STATED EXERCISE: Look through the listing and locate every line containing the word "Boys"; copy those lines.
#### STORED DATA
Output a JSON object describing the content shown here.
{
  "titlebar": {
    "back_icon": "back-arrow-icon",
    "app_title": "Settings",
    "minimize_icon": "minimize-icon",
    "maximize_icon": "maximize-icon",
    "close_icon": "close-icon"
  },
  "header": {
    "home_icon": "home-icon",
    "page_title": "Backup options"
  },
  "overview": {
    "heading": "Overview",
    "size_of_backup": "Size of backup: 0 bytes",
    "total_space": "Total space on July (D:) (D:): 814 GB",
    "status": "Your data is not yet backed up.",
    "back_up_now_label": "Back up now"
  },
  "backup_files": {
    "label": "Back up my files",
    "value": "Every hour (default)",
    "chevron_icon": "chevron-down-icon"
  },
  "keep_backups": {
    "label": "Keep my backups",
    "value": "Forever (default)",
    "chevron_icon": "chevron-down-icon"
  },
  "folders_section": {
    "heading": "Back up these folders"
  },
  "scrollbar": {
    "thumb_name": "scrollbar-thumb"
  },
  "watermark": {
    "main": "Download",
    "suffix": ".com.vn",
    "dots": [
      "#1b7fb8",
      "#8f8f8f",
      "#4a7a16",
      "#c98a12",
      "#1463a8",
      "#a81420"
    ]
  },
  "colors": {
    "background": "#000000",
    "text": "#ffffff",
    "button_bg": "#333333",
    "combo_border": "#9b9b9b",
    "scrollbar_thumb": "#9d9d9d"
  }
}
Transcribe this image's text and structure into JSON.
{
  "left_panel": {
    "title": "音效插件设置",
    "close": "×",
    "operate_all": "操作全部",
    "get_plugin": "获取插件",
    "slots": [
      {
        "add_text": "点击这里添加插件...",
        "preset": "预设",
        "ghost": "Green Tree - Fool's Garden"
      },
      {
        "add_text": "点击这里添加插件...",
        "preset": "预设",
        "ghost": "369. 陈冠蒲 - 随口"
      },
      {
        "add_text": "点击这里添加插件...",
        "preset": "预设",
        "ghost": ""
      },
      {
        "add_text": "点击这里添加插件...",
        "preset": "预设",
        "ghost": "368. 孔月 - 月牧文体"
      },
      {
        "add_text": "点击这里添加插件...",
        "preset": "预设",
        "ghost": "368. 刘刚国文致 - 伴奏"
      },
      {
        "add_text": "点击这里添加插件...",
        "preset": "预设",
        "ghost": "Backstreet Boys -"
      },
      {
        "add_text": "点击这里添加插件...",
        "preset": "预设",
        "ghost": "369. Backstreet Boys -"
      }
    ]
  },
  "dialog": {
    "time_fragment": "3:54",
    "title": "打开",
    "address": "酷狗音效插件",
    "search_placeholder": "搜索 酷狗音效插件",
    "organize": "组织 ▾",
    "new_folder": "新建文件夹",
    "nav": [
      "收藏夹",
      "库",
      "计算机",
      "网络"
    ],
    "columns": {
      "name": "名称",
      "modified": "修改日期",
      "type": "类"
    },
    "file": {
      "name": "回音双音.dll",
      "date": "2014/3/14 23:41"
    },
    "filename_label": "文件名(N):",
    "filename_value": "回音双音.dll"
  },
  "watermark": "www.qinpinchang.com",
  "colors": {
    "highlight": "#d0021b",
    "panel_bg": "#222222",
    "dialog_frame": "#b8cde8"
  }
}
########
ANSWER TO THIS TASK:
        "ghost": "Backstreet Boys -"
        "ghost": "369. Backstreet Boys -"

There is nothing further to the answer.